• EXERCISE DIRECTIONS
Count how many lines in the material below hold the word "title"; the reply is that number alone.

[Records]
────
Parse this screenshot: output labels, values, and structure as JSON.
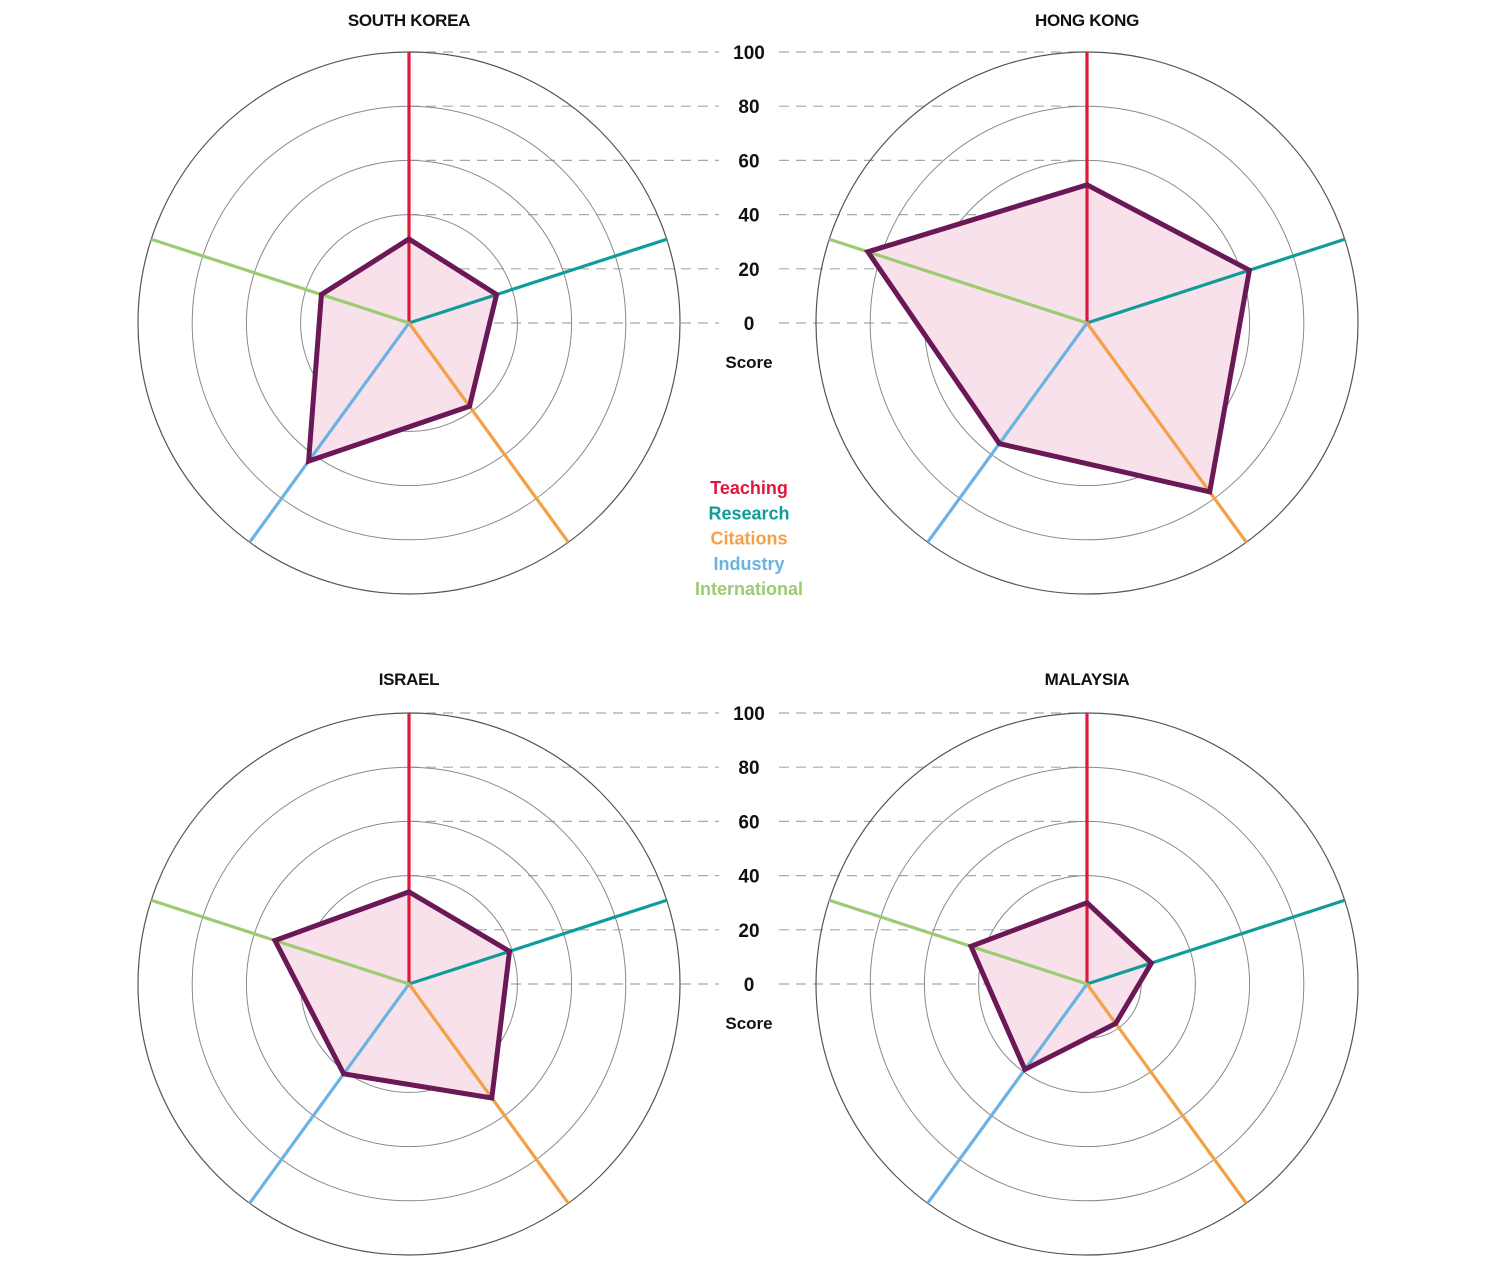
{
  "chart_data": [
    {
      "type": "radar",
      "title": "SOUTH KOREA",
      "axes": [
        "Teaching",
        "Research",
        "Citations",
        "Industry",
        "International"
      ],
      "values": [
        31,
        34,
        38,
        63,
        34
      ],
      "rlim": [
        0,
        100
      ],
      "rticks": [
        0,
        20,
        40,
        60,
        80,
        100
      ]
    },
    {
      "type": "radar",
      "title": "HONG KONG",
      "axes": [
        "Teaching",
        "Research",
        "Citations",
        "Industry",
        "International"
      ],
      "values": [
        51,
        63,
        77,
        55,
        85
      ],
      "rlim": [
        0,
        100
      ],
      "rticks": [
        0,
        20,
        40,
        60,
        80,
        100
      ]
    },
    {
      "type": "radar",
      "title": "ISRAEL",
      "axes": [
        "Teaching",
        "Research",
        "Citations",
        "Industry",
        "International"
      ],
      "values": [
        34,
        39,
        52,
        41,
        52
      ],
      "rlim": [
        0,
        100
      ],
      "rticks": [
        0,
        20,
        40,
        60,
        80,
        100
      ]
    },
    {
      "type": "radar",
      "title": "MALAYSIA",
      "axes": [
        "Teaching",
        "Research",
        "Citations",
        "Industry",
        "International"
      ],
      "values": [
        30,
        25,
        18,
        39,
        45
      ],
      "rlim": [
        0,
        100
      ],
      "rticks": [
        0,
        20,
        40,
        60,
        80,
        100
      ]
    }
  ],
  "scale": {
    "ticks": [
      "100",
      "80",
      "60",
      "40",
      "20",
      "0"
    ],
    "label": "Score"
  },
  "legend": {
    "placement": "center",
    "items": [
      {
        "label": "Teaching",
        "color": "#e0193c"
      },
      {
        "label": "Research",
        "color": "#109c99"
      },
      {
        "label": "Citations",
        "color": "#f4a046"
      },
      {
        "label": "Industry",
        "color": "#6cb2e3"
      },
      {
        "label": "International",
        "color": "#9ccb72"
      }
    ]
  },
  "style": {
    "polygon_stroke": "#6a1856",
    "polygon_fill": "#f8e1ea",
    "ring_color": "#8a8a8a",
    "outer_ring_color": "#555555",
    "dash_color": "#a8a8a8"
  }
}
────
• WRITTEN SOLUTION
4